__Set task__.
Filter this data down to the lines that hold "ORIGEN", and copy them.

[Dataset rows]
----

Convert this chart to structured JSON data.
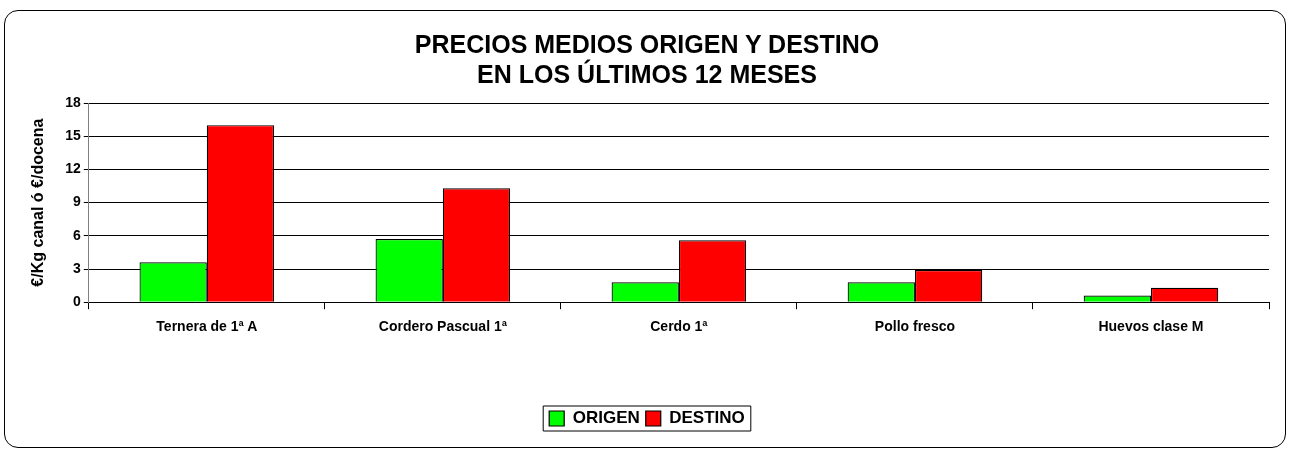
{
  "chart_data": {
    "type": "bar",
    "title": "PRECIOS MEDIOS ORIGEN Y DESTINO\nEN LOS ÚLTIMOS 12 MESES",
    "ylabel": "€/Kg canal ó €/docena",
    "categories": [
      "Ternera de 1ª A",
      "Cordero Pascual 1ª",
      "Cerdo 1ª",
      "Pollo fresco",
      "Huevos clase M"
    ],
    "series": [
      {
        "name": "ORIGEN",
        "color": "#00ff00",
        "values": [
          3.6,
          5.7,
          1.8,
          1.8,
          0.6
        ]
      },
      {
        "name": "DESTINO",
        "color": "#ff0000",
        "values": [
          16.0,
          10.3,
          5.6,
          2.9,
          1.3
        ]
      }
    ],
    "ylim": [
      0,
      18
    ],
    "yticks": [
      0,
      3,
      6,
      9,
      12,
      15,
      18
    ],
    "grid": "y",
    "legend": "bottom"
  }
}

----

__Response for this exercise__.
    "title": "PRECIOS MEDIOS ORIGEN Y DESTINO\nEN LOS ÚLTIMOS 12 MESES",
        "name": "ORIGEN",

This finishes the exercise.